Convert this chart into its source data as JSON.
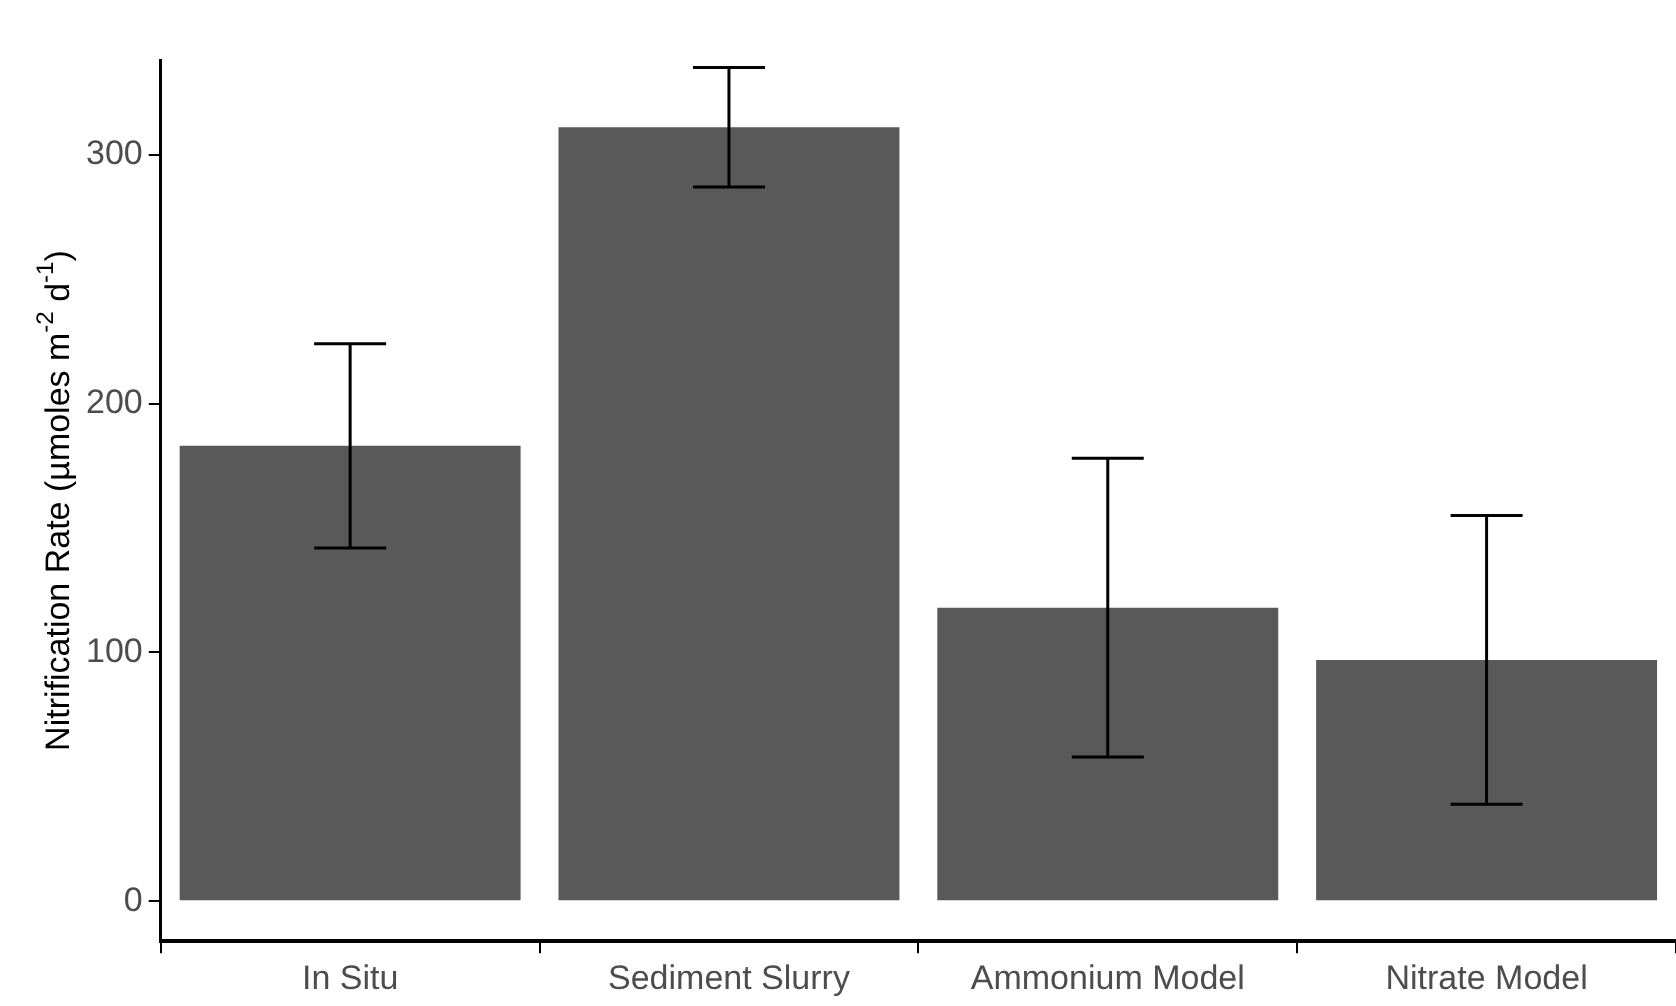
{
  "chart_data": {
    "type": "bar",
    "ylabel": "Nitrification Rate (µmoles m$^{-2}$ d$^{-1}$)",
    "categories": [
      "In Situ",
      "Sediment Slurry",
      "Ammonium Model",
      "Nitrate Model"
    ],
    "values": [
      183,
      311,
      118,
      97
    ],
    "errors": [
      41,
      24,
      60,
      58
    ],
    "color": "#595959",
    "ylim": [
      -16,
      338
    ],
    "yticks": [
      0,
      100,
      200,
      300
    ],
    "grid": false,
    "legend": false
  }
}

+++

Exact duplication of all the records is required; pictures are omitted from the copy.

Convert this chart into its source data as JSON.
{
  "chart_data": {
    "type": "bar",
    "ylabel": "Nitrification Rate (µmoles m$^{-2}$ d$^{-1}$)",
    "categories": [
      "In Situ",
      "Sediment Slurry",
      "Ammonium Model",
      "Nitrate Model"
    ],
    "values": [
      183,
      311,
      118,
      97
    ],
    "errors": [
      41,
      24,
      60,
      58
    ],
    "color": "#595959",
    "ylim": [
      -16,
      338
    ],
    "yticks": [
      0,
      100,
      200,
      300
    ],
    "grid": false,
    "legend": false
  }
}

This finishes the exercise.